══ Data excerpts ══
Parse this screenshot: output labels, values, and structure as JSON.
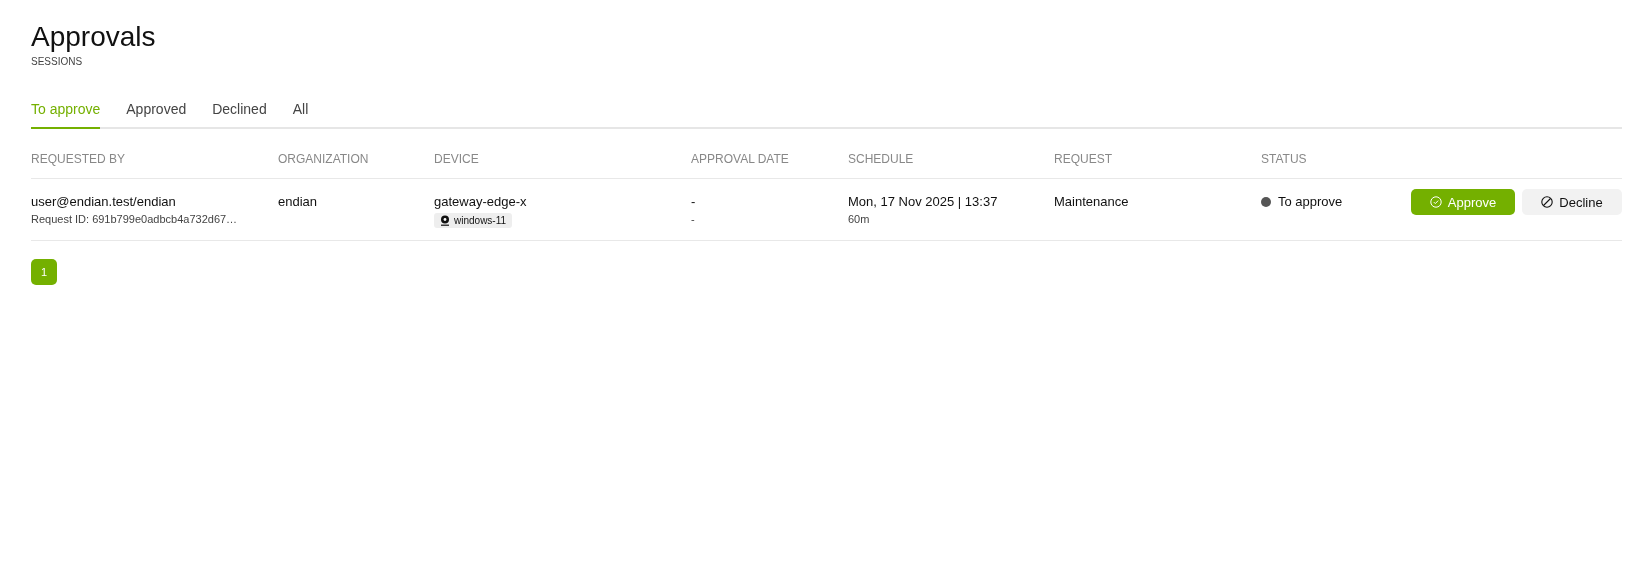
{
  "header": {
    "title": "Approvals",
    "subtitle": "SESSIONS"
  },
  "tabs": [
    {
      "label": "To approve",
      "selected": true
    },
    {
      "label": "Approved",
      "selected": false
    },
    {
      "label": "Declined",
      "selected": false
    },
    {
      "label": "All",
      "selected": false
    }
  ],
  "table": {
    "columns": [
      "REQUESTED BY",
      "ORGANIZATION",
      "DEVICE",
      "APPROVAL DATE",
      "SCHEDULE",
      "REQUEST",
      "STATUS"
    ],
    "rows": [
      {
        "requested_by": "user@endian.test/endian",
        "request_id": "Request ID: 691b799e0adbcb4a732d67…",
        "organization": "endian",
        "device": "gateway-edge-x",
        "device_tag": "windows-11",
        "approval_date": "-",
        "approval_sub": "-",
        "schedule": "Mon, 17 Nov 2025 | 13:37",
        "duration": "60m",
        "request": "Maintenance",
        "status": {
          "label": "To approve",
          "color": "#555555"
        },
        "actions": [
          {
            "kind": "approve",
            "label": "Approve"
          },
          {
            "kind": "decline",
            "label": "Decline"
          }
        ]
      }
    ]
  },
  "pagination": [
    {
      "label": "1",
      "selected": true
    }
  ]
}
═══
══ Data excerpts ══
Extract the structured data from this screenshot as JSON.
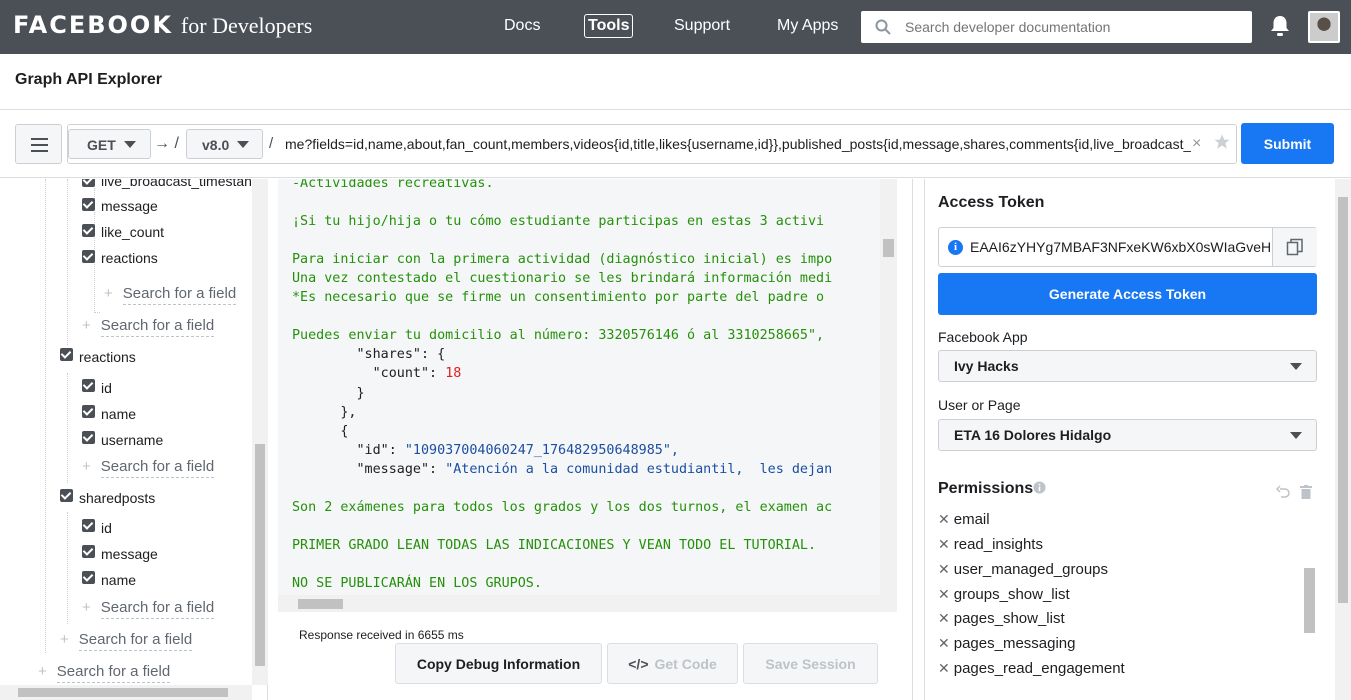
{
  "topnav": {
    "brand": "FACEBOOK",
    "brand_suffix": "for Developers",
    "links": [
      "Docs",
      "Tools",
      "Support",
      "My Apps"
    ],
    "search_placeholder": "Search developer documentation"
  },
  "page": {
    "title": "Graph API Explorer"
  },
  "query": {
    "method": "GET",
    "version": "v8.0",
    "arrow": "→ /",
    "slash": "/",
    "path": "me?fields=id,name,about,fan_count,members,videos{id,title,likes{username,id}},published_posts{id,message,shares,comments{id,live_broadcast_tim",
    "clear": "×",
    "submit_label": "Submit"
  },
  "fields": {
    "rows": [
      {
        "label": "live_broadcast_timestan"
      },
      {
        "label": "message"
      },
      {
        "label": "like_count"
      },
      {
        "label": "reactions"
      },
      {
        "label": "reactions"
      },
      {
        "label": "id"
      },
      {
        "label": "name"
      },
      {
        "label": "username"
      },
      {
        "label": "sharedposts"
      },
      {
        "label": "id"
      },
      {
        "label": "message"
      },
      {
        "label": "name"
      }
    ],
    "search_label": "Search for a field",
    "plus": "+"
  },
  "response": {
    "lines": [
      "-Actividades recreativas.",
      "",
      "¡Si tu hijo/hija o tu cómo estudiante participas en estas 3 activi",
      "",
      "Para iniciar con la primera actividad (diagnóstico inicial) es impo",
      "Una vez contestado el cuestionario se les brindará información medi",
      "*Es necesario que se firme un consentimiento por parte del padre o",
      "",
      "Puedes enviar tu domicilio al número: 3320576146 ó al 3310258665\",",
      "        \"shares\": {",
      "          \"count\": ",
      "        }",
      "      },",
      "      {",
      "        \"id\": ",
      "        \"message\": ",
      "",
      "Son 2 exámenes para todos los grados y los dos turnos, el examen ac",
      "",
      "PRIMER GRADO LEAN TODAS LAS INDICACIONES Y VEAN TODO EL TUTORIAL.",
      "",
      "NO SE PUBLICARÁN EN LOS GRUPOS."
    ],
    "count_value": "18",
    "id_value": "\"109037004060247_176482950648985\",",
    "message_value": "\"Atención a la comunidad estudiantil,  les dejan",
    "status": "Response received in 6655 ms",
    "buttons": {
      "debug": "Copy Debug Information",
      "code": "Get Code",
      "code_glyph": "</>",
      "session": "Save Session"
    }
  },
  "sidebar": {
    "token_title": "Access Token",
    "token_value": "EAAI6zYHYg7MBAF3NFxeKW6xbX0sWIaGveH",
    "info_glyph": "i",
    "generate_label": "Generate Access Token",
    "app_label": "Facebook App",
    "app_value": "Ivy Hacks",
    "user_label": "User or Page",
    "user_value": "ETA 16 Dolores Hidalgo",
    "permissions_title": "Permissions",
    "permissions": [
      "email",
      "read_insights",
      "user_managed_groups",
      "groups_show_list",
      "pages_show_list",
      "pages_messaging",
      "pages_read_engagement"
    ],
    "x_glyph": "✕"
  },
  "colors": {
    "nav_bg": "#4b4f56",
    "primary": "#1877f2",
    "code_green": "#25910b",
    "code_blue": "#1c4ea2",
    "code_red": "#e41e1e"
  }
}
═══
** Directions **
In the entries above, identify every line with the word "username". Copy those lines.

** Problem solution **
    "path": "me?fields=id,name,about,fan_count,members,videos{id,title,likes{username,id}},published_posts{id,message,shares,comments{id,live_broadcast_tim",
        "label": "username"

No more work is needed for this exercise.